◆ **WORK ORDER 1**:
Answer these questions from the passage on the Odyssey and ancient Greek society:
(a) Until when did women in America and Western Europe occupy a subservient position?
(b) Which traditional interests of men are named as the focus of the Odyssey?
(c) Which concern of women is not involved in this literature, or is dealt with only casually?
◆ **WORK ORDER 2**: From the passage on the Odyssey and ancient Greek society, extract the text word for word. Begin at the words "The literature of" and stop after "other epic poems.".
◆ **WORK ORDER 3**: Continue the essay on the Odyssey and ancient Greek society after its last sentence.

◆ **DOCUMENT SEGMENT**:
______________________________
The Odyssey is the product of a society in which men played the dominant role. In ancient Greece, just as in the whole of the ancient world, and in America and Western Europe until the last century, women occupied a subservient position. Society was organized and directed by men, and all of the most important enterprises were arranged and implemented by men. Women were valued, but they participated in the affairs of the world only when they had the tacit or open approval and permission of the men who directed their lives.
The literature of this sort of masculine society, of which the Odyssey is an example, aptly illustrates these social conventions. The focus of the Odessy centers on traditional interests of men; warfare, hunting, the problems of the warrior and ruler, and so forth. That which would concern women, such as domestic affairs, is not involved in this literature, or is dealt with only casually. Keeping in mind this important attribute of epic poetry, which is the direct result of its social and intellectual environment, one cannot help noting the great difference between the Odyssey and all other epic poems.
______________________________
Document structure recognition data
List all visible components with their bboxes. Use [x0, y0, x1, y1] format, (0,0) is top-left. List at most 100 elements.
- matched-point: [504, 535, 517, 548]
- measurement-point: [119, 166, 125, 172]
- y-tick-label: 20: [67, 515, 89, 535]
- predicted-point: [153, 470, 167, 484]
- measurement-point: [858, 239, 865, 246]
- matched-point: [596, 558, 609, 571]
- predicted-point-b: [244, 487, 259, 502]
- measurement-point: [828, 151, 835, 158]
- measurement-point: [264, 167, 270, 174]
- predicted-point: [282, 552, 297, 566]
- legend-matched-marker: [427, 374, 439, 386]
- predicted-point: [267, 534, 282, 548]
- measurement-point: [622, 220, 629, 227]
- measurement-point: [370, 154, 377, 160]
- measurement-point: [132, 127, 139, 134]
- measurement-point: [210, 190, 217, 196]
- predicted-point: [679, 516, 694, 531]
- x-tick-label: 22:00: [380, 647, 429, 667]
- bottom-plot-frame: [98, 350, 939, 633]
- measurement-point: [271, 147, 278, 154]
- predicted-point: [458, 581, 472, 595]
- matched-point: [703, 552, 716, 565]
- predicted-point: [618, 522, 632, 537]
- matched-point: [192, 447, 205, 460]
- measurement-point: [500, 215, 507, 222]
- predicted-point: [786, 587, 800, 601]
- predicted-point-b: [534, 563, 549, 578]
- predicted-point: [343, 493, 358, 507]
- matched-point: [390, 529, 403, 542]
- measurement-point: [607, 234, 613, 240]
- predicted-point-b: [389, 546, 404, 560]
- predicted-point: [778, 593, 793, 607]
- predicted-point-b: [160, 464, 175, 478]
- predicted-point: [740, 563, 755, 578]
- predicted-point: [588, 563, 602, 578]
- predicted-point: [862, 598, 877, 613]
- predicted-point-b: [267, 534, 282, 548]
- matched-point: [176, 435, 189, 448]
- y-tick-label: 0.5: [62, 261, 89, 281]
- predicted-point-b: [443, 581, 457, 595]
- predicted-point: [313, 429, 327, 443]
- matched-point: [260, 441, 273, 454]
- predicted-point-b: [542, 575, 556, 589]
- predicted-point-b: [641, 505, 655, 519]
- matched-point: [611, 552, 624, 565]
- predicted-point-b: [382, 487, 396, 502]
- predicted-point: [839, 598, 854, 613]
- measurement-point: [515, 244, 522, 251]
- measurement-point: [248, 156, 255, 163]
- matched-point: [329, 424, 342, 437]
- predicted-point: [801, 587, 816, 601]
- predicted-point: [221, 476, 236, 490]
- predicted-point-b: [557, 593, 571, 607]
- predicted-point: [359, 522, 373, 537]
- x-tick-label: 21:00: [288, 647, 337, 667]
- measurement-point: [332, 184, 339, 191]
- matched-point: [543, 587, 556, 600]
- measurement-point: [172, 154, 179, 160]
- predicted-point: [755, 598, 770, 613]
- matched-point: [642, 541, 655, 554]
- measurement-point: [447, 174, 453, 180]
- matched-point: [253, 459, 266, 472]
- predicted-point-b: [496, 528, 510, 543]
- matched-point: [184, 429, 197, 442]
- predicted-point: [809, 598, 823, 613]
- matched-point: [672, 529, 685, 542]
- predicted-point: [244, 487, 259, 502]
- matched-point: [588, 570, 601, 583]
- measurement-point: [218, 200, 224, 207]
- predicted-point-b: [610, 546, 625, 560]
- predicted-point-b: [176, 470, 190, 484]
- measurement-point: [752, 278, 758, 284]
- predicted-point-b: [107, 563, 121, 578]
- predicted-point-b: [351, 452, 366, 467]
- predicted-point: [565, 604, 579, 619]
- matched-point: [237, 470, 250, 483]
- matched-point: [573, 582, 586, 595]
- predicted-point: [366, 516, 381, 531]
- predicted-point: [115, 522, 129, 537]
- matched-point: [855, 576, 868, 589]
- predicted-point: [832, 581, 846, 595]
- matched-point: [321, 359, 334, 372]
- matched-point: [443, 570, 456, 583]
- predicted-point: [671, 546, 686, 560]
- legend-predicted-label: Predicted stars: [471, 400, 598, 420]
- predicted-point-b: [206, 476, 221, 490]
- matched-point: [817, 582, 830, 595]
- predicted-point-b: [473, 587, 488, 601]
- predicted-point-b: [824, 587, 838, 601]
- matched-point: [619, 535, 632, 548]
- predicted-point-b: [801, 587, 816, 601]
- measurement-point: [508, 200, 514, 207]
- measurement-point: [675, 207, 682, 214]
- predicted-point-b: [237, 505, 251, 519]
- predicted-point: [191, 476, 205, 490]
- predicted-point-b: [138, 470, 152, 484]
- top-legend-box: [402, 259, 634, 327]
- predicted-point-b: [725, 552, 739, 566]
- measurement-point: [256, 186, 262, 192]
______________________________
◆ **WRITTEN REPLY 1**:
(a) Until the last century.
(b) Warfare, hunting, and the problems of the warrior and ruler.
(c) Domestic affairs.

◆ **WRITTEN REPLY 2**:
The literature of this sort of masculine society, of which the Odyssey is an example, aptly illustrates these social conventions. The focus of the Odessy centers on traditional interests of men; warfare, hunting, the problems of the warrior and ruler, and so forth. That which would concern women, such as domestic affairs, is not involved in this literature, or is dealt with only casually. Keeping in mind this important attribute of epic poetry, which is the direct result of its social and intellectual environment, one cannot help noting the great difference between the Odyssey and all other epic poems.

◆ **WRITTEN REPLY 3**:
No other literary work of this period, or of a similar cultural background, gives such a prominent position to women. No reader of the Odyssey can help having vivid memories of the poems outstanding female characters. There are many women in the Odyssey and all of them contribute in mean-ingful ways to the development of the action. Furthermore, they are treated seriously and with respect by the poet, as if there were no difference between his attitude toward them and his feelings toward the chieftains for whom his epic was composed.
Among the memorable women in the poem are Nausicaa, the innocent young maiden; Arete, the wise and benevolent queen and mother; Circe and Calypso, the sultry and mysterious temptresses; Penelope, the ideal of marital devotion and fidelity; Helen, the respectable middle-class matron with a past; and others, like Eurycleia and Mel-antho, who have much smaller roles, but equally well defined personalities. Finally, there is Athene, the goddess, who more than any other of these women, has the intelligence, sophistication, and independence that the modern world expects of a woman.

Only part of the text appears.